---------- Task material

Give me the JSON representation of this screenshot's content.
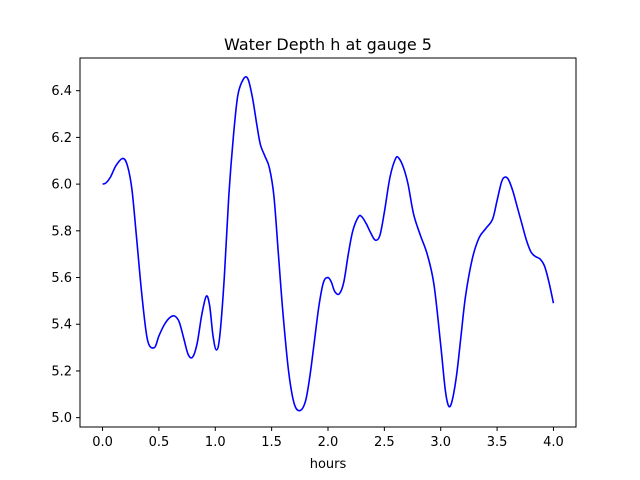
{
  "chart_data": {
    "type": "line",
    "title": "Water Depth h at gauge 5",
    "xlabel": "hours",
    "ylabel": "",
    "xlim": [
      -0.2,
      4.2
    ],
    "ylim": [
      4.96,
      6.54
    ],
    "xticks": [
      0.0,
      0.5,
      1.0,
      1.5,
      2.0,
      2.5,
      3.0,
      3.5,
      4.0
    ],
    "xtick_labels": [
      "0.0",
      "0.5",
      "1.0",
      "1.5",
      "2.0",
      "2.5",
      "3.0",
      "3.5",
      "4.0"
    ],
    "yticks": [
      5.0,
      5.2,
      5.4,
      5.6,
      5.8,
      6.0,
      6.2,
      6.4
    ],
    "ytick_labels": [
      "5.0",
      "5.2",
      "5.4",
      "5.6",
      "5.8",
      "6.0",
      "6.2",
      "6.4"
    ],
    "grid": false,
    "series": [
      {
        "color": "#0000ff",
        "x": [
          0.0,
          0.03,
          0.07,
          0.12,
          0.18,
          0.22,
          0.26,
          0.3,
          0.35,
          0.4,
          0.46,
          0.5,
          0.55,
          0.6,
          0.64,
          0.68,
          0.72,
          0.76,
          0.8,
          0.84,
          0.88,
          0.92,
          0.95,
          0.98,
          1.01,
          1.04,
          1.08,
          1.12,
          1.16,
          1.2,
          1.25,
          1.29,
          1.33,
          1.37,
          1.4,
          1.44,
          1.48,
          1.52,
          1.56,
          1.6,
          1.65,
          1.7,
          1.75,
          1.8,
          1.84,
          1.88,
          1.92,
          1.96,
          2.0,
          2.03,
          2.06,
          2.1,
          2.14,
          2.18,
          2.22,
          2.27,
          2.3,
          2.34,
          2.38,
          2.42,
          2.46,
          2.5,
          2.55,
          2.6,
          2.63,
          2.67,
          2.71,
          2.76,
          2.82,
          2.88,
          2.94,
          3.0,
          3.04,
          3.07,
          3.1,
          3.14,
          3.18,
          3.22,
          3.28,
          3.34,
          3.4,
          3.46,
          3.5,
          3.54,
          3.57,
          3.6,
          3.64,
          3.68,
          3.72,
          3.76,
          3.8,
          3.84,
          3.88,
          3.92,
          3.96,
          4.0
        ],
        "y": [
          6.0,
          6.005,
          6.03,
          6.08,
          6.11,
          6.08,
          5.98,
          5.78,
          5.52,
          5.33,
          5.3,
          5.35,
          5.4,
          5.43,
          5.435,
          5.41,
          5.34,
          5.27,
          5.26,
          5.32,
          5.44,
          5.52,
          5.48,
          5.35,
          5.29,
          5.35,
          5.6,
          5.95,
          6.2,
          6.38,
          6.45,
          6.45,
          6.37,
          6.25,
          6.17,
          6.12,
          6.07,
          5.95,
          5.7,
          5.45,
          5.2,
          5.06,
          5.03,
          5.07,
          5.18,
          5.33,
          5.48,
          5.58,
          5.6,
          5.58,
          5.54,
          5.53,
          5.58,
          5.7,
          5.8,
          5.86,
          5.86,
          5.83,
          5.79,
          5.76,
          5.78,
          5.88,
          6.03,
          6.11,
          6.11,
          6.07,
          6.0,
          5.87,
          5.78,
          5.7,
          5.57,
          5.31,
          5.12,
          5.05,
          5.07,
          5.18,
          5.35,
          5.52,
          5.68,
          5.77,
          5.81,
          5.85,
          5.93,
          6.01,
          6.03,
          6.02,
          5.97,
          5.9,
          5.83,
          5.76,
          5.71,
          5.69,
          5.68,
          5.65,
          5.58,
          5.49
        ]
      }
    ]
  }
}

--------------------

**Your instructions:** Leave out the pictures and output the rest of the material exactly as written.

**Written solution:**
Give me the JSON representation of this screenshot's content.
{
  "chart_data": {
    "type": "line",
    "title": "Water Depth h at gauge 5",
    "xlabel": "hours",
    "ylabel": "",
    "xlim": [
      -0.2,
      4.2
    ],
    "ylim": [
      4.96,
      6.54
    ],
    "xticks": [
      0.0,
      0.5,
      1.0,
      1.5,
      2.0,
      2.5,
      3.0,
      3.5,
      4.0
    ],
    "xtick_labels": [
      "0.0",
      "0.5",
      "1.0",
      "1.5",
      "2.0",
      "2.5",
      "3.0",
      "3.5",
      "4.0"
    ],
    "yticks": [
      5.0,
      5.2,
      5.4,
      5.6,
      5.8,
      6.0,
      6.2,
      6.4
    ],
    "ytick_labels": [
      "5.0",
      "5.2",
      "5.4",
      "5.6",
      "5.8",
      "6.0",
      "6.2",
      "6.4"
    ],
    "grid": false,
    "series": [
      {
        "color": "#0000ff",
        "x": [
          0.0,
          0.03,
          0.07,
          0.12,
          0.18,
          0.22,
          0.26,
          0.3,
          0.35,
          0.4,
          0.46,
          0.5,
          0.55,
          0.6,
          0.64,
          0.68,
          0.72,
          0.76,
          0.8,
          0.84,
          0.88,
          0.92,
          0.95,
          0.98,
          1.01,
          1.04,
          1.08,
          1.12,
          1.16,
          1.2,
          1.25,
          1.29,
          1.33,
          1.37,
          1.4,
          1.44,
          1.48,
          1.52,
          1.56,
          1.6,
          1.65,
          1.7,
          1.75,
          1.8,
          1.84,
          1.88,
          1.92,
          1.96,
          2.0,
          2.03,
          2.06,
          2.1,
          2.14,
          2.18,
          2.22,
          2.27,
          2.3,
          2.34,
          2.38,
          2.42,
          2.46,
          2.5,
          2.55,
          2.6,
          2.63,
          2.67,
          2.71,
          2.76,
          2.82,
          2.88,
          2.94,
          3.0,
          3.04,
          3.07,
          3.1,
          3.14,
          3.18,
          3.22,
          3.28,
          3.34,
          3.4,
          3.46,
          3.5,
          3.54,
          3.57,
          3.6,
          3.64,
          3.68,
          3.72,
          3.76,
          3.8,
          3.84,
          3.88,
          3.92,
          3.96,
          4.0
        ],
        "y": [
          6.0,
          6.005,
          6.03,
          6.08,
          6.11,
          6.08,
          5.98,
          5.78,
          5.52,
          5.33,
          5.3,
          5.35,
          5.4,
          5.43,
          5.435,
          5.41,
          5.34,
          5.27,
          5.26,
          5.32,
          5.44,
          5.52,
          5.48,
          5.35,
          5.29,
          5.35,
          5.6,
          5.95,
          6.2,
          6.38,
          6.45,
          6.45,
          6.37,
          6.25,
          6.17,
          6.12,
          6.07,
          5.95,
          5.7,
          5.45,
          5.2,
          5.06,
          5.03,
          5.07,
          5.18,
          5.33,
          5.48,
          5.58,
          5.6,
          5.58,
          5.54,
          5.53,
          5.58,
          5.7,
          5.8,
          5.86,
          5.86,
          5.83,
          5.79,
          5.76,
          5.78,
          5.88,
          6.03,
          6.11,
          6.11,
          6.07,
          6.0,
          5.87,
          5.78,
          5.7,
          5.57,
          5.31,
          5.12,
          5.05,
          5.07,
          5.18,
          5.35,
          5.52,
          5.68,
          5.77,
          5.81,
          5.85,
          5.93,
          6.01,
          6.03,
          6.02,
          5.97,
          5.9,
          5.83,
          5.76,
          5.71,
          5.69,
          5.68,
          5.65,
          5.58,
          5.49
        ]
      }
    ]
  }
}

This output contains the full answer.